> _Input records_
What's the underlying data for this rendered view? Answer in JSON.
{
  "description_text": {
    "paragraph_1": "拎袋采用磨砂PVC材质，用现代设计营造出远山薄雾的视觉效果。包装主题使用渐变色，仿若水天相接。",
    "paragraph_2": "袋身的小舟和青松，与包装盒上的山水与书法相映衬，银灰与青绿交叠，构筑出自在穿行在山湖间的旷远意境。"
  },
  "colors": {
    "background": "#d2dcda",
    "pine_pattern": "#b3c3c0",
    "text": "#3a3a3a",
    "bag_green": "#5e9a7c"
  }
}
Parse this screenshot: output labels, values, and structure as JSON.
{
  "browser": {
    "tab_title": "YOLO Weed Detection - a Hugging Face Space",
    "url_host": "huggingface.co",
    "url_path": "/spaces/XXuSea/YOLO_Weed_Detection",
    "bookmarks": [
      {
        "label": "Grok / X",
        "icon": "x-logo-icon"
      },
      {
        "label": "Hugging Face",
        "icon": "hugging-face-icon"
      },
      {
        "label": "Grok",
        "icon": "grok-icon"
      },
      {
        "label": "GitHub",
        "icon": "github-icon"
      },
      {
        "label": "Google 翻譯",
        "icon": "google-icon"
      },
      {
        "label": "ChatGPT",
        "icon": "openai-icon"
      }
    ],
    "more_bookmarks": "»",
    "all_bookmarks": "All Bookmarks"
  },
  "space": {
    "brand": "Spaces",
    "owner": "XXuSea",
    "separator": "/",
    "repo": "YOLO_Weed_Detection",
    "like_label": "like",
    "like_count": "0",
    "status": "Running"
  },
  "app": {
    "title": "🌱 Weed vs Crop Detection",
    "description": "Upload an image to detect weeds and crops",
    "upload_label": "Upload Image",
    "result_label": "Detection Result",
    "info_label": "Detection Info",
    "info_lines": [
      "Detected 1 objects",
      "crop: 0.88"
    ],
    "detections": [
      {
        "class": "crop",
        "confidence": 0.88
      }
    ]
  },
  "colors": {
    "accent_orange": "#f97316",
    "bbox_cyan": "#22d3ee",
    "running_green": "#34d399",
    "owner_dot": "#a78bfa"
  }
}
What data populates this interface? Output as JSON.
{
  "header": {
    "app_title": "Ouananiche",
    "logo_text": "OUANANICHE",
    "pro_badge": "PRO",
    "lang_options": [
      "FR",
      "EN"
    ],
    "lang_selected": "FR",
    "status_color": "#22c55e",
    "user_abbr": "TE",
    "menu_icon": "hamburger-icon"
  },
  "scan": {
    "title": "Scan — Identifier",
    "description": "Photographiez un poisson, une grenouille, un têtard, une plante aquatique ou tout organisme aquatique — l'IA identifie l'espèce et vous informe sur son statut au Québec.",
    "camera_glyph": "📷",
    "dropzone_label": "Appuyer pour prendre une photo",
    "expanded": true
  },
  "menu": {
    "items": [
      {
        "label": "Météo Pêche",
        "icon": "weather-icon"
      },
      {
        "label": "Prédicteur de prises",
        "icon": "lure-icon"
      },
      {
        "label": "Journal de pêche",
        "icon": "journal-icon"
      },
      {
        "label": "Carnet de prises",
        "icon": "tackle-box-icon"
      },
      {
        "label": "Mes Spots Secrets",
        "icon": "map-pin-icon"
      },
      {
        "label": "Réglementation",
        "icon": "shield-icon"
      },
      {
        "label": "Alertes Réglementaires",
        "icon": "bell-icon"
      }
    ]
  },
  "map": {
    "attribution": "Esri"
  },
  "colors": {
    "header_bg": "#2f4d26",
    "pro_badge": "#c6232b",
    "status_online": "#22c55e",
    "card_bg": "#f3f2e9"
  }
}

> _Problem statement_
Print again each line of the listing above, exactly as it appears.

> _Complete response_
What's the underlying data for this rendered view? Answer in JSON.
{
  "description_text": {
    "paragraph_1": "拎袋采用磨砂PVC材质，用现代设计营造出远山薄雾的视觉效果。包装主题使用渐变色，仿若水天相接。",
    "paragraph_2": "袋身的小舟和青松，与包装盒上的山水与书法相映衬，银灰与青绿交叠，构筑出自在穿行在山湖间的旷远意境。"
  },
  "colors": {
    "background": "#d2dcda",
    "pine_pattern": "#b3c3c0",
    "text": "#3a3a3a",
    "bag_green": "#5e9a7c"
  }
}
Parse this screenshot: output labels, values, and structure as JSON.
{
  "browser": {
    "tab_title": "YOLO Weed Detection - a Hugging Face Space",
    "url_host": "huggingface.co",
    "url_path": "/spaces/XXuSea/YOLO_Weed_Detection",
    "bookmarks": [
      {
        "label": "Grok / X",
        "icon": "x-logo-icon"
      },
      {
        "label": "Hugging Face",
        "icon": "hugging-face-icon"
      },
      {
        "label": "Grok",
        "icon": "grok-icon"
      },
      {
        "label": "GitHub",
        "icon": "github-icon"
      },
      {
        "label": "Google 翻譯",
        "icon": "google-icon"
      },
      {
        "label": "ChatGPT",
        "icon": "openai-icon"
      }
    ],
    "more_bookmarks": "»",
    "all_bookmarks": "All Bookmarks"
  },
  "space": {
    "brand": "Spaces",
    "owner": "XXuSea",
    "separator": "/",
    "repo": "YOLO_Weed_Detection",
    "like_label": "like",
    "like_count": "0",
    "status": "Running"
  },
  "app": {
    "title": "🌱 Weed vs Crop Detection",
    "description": "Upload an image to detect weeds and crops",
    "upload_label": "Upload Image",
    "result_label": "Detection Result",
    "info_label": "Detection Info",
    "info_lines": [
      "Detected 1 objects",
      "crop: 0.88"
    ],
    "detections": [
      {
        "class": "crop",
        "confidence": 0.88
      }
    ]
  },
  "colors": {
    "accent_orange": "#f97316",
    "bbox_cyan": "#22d3ee",
    "running_green": "#34d399",
    "owner_dot": "#a78bfa"
  }
}
What data populates this interface? Output as JSON.
{
  "header": {
    "app_title": "Ouananiche",
    "logo_text": "OUANANICHE",
    "pro_badge": "PRO",
    "lang_options": [
      "FR",
      "EN"
    ],
    "lang_selected": "FR",
    "status_color": "#22c55e",
    "user_abbr": "TE",
    "menu_icon": "hamburger-icon"
  },
  "scan": {
    "title": "Scan — Identifier",
    "description": "Photographiez un poisson, une grenouille, un têtard, une plante aquatique ou tout organisme aquatique — l'IA identifie l'espèce et vous informe sur son statut au Québec.",
    "camera_glyph": "📷",
    "dropzone_label": "Appuyer pour prendre une photo",
    "expanded": true
  },
  "menu": {
    "items": [
      {
        "label": "Météo Pêche",
        "icon": "weather-icon"
      },
      {
        "label": "Prédicteur de prises",
        "icon": "lure-icon"
      },
      {
        "label": "Journal de pêche",
        "icon": "journal-icon"
      },
      {
        "label": "Carnet de prises",
        "icon": "tackle-box-icon"
      },
      {
        "label": "Mes Spots Secrets",
        "icon": "map-pin-icon"
      },
      {
        "label": "Réglementation",
        "icon": "shield-icon"
      },
      {
        "label": "Alertes Réglementaires",
        "icon": "bell-icon"
      }
    ]
  },
  "map": {
    "attribution": "Esri"
  },
  "colors": {
    "header_bg": "#2f4d26",
    "pro_badge": "#c6232b",
    "status_online": "#22c55e",
    "card_bg": "#f3f2e9"
  }
}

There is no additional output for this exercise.